**Texte à lire**:
■ ■ ■ ■

Succès surprenant quand on sait qu’il s’agit d’un film en noir et blanc dont l’action située à Rome en 1946 concerne les vicissitudes d’une femme de la classe ouvrière, brimée par son mari qui la bat et son entourage qui l’exploite sans vergogne : en plus de l’époux, le beau-père grabataire, les trois enfants et les employeurs pour lesquels elle effectue une série de petits boulots mal payés. Le triomphe du film est moins étonnant quand on apprend que Paola Cortellesi est une comédienne et chanteuse très connue en Italie, surtout pour ses sketches à la télévision où elle se livre à des imitations apparemment hilarantes (le film est son premier long métrage en tant que réalisatrice). Enfin quand on lit qu’elle a eu maille à partir avec les milieux conservateurs de son pays en janvier 2024 pour avoir osé faire de la « propagande féministe » (en donnant une conférence dans une école de commerce sur les stéréotypes sexistes dans les contes de fées !), une autre pièce du puzzle se met en place. En effet, l’originalité de Il reste encore demain est d’être à la fois une œuvre féministe, sur un sujet grave et toujours d’actualité, et un film réjouissant qui joue allègrement avec les codes des genres cinématographiques.

■ ■ ■ ■

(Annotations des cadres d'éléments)

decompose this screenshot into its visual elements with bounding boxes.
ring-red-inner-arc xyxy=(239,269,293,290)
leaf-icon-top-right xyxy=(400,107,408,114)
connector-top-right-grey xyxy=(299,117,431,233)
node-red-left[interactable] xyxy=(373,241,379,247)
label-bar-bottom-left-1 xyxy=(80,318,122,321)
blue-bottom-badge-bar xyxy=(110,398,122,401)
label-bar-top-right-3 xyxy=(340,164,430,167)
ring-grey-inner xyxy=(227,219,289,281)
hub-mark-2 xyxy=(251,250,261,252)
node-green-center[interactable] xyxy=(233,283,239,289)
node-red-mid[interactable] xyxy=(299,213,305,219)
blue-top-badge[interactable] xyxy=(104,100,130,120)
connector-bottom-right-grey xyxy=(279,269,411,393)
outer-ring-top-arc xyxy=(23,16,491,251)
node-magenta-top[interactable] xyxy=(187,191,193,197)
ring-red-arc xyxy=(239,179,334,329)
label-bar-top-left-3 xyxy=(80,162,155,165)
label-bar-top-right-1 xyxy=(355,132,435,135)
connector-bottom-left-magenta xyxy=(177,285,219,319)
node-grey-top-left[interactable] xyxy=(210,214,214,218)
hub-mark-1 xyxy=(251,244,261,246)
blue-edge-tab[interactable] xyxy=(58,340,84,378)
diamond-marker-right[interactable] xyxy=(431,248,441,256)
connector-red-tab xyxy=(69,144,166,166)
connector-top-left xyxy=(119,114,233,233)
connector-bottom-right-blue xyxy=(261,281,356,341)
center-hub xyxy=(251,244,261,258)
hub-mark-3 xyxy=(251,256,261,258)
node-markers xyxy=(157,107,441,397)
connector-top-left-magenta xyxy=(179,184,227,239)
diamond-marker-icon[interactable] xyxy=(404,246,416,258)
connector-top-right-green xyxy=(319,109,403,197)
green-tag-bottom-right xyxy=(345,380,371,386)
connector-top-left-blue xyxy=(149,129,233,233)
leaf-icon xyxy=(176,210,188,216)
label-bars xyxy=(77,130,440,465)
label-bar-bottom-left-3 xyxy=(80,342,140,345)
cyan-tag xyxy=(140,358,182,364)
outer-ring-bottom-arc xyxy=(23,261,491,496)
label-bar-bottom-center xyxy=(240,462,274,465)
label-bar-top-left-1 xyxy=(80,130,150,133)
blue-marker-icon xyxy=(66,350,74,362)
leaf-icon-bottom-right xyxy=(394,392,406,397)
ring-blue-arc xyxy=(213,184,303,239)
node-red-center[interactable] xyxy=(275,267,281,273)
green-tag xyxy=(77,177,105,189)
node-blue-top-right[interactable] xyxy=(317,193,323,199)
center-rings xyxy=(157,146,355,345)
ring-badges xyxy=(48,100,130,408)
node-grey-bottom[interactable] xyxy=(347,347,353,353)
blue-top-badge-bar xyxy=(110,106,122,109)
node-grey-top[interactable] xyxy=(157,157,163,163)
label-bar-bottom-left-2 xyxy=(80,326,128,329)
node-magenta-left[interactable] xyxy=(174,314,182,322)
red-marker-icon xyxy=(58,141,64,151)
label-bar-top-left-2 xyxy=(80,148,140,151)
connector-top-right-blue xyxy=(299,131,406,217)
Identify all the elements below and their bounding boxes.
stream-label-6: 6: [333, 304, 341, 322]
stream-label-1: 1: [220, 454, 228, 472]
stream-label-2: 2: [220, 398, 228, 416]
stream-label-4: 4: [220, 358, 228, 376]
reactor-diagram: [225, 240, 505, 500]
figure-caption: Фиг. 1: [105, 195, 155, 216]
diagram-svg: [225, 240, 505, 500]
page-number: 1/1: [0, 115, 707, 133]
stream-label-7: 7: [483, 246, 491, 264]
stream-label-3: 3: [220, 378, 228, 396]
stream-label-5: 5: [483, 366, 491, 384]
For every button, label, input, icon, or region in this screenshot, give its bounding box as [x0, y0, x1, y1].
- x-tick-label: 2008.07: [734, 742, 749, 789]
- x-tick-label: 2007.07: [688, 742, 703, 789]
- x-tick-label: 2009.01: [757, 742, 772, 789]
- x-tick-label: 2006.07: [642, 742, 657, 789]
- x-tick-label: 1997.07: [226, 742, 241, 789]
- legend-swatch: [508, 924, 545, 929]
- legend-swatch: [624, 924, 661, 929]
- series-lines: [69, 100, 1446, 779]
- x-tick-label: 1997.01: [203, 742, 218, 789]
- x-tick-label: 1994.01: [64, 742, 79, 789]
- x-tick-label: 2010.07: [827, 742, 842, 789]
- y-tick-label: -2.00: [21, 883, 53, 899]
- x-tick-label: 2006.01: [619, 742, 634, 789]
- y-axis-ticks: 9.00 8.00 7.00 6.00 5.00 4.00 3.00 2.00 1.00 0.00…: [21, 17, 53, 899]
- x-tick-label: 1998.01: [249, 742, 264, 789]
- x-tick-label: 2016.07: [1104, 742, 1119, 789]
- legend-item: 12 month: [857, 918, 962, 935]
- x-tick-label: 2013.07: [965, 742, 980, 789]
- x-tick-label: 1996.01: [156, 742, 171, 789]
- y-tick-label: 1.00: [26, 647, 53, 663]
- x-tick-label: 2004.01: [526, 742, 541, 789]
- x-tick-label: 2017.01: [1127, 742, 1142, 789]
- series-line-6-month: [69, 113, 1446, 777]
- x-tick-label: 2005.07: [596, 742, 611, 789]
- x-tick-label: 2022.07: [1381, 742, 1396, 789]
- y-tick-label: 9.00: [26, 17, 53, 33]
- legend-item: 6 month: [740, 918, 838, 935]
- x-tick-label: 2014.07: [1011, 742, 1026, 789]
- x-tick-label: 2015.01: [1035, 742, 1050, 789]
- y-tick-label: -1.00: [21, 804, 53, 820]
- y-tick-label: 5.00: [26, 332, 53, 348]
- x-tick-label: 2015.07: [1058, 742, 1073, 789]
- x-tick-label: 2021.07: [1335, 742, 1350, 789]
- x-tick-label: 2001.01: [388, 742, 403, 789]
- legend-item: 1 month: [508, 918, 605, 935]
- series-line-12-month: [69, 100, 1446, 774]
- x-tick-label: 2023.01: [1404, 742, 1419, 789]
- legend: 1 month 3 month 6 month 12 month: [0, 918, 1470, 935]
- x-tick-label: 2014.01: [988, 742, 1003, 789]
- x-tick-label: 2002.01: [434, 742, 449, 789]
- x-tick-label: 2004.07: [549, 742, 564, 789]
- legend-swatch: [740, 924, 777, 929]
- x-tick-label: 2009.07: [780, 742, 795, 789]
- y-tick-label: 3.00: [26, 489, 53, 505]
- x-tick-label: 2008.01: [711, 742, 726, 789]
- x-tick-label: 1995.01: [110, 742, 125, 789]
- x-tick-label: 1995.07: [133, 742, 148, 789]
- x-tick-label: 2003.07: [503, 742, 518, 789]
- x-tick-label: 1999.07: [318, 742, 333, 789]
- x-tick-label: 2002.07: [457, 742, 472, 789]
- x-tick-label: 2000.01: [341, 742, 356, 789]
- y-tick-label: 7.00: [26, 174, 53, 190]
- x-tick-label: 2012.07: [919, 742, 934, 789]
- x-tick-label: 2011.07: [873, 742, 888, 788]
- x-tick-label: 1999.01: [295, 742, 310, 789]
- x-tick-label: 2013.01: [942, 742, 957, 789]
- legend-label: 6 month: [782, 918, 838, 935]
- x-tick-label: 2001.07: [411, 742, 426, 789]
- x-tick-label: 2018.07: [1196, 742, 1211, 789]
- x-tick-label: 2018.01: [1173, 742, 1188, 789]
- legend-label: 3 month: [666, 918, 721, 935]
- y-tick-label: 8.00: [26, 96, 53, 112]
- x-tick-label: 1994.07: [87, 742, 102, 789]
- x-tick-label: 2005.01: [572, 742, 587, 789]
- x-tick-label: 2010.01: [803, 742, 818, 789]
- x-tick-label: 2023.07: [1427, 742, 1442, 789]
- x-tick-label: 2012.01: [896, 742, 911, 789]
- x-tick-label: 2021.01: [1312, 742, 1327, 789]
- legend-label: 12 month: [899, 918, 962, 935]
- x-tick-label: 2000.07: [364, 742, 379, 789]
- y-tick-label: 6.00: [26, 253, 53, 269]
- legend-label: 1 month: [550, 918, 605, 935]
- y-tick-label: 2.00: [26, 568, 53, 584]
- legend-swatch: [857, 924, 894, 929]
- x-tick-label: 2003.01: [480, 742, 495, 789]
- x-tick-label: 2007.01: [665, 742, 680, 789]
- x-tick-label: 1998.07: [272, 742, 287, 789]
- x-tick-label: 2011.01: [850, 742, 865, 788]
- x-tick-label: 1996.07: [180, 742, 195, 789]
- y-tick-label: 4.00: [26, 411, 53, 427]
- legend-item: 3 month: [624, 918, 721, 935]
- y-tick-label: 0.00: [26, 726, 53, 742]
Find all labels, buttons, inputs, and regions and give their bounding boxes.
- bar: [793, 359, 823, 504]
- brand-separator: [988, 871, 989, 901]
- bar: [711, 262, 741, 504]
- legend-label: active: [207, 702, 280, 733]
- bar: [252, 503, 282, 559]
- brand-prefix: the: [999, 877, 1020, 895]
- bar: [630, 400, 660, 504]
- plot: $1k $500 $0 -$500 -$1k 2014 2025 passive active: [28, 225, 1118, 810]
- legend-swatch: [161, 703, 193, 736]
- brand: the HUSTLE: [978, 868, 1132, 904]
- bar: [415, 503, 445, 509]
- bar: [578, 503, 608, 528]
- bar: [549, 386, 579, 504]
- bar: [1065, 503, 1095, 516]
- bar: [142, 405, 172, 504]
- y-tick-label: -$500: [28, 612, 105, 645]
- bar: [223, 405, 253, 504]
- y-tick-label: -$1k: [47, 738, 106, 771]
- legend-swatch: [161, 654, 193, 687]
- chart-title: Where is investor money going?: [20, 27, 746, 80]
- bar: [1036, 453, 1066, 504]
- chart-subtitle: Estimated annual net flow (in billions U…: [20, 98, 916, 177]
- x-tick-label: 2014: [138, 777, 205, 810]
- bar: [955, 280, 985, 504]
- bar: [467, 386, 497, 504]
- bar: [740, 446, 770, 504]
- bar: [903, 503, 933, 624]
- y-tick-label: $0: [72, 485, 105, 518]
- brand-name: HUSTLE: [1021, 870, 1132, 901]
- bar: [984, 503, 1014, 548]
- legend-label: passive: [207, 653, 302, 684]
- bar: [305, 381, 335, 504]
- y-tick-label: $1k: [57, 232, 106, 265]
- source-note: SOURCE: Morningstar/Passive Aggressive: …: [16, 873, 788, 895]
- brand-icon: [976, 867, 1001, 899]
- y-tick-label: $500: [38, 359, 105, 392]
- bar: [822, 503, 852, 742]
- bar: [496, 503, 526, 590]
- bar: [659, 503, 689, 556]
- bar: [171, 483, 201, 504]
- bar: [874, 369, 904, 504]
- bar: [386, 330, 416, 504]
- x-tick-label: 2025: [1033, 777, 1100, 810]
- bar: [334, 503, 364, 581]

■ ■ ■ ■

**Travail à faire**: Écrivez la suite du texte sur le film Il reste encore demain, à partir de sa dernière phrase.

**Réponse**:
Les violences masculines envers les femmes sont une des choses les mieux partagées au monde. Si l’on s’en tient à l’Europe, le bilan d’une enquête officielle de l’Union européenne de 2020 est accablant : « Les résultats peignent un sombre tableau de la nature et de l’ampleur de la violence envers les femmes dans l’Union. Les données issues de l’enquête montrent en effet qu’une femme sur trois a subi des violences physiques et/ou sexuelles après l’âge de 15 ans. Une femme sur dix a été victime de violences sexuelles après l’âge de 15 ans et une femme sur vingt a été violée. » Delia, l’héroïne du film interprétée par Paola Cortellesi, entre bien dans ce cas de figure, que l’on se place en 1946, quand selon les mots de la réalisatrice, « la violence conjugale était perçue comme normale » ou de nos jours, comme le confirment les statistiques de l’Union Européenne (si le film ne montre pas de féminicide, il est entré en résonnance, peu après sa sortie, avec un cas particulièrement choquant, le meurtre de la jeune Giulia Cechettin par son ancien compagnon en novembre 2023, qui a provoqué un scandale majeur en Italie et un débat inédit sur la nature systémique du féminicide).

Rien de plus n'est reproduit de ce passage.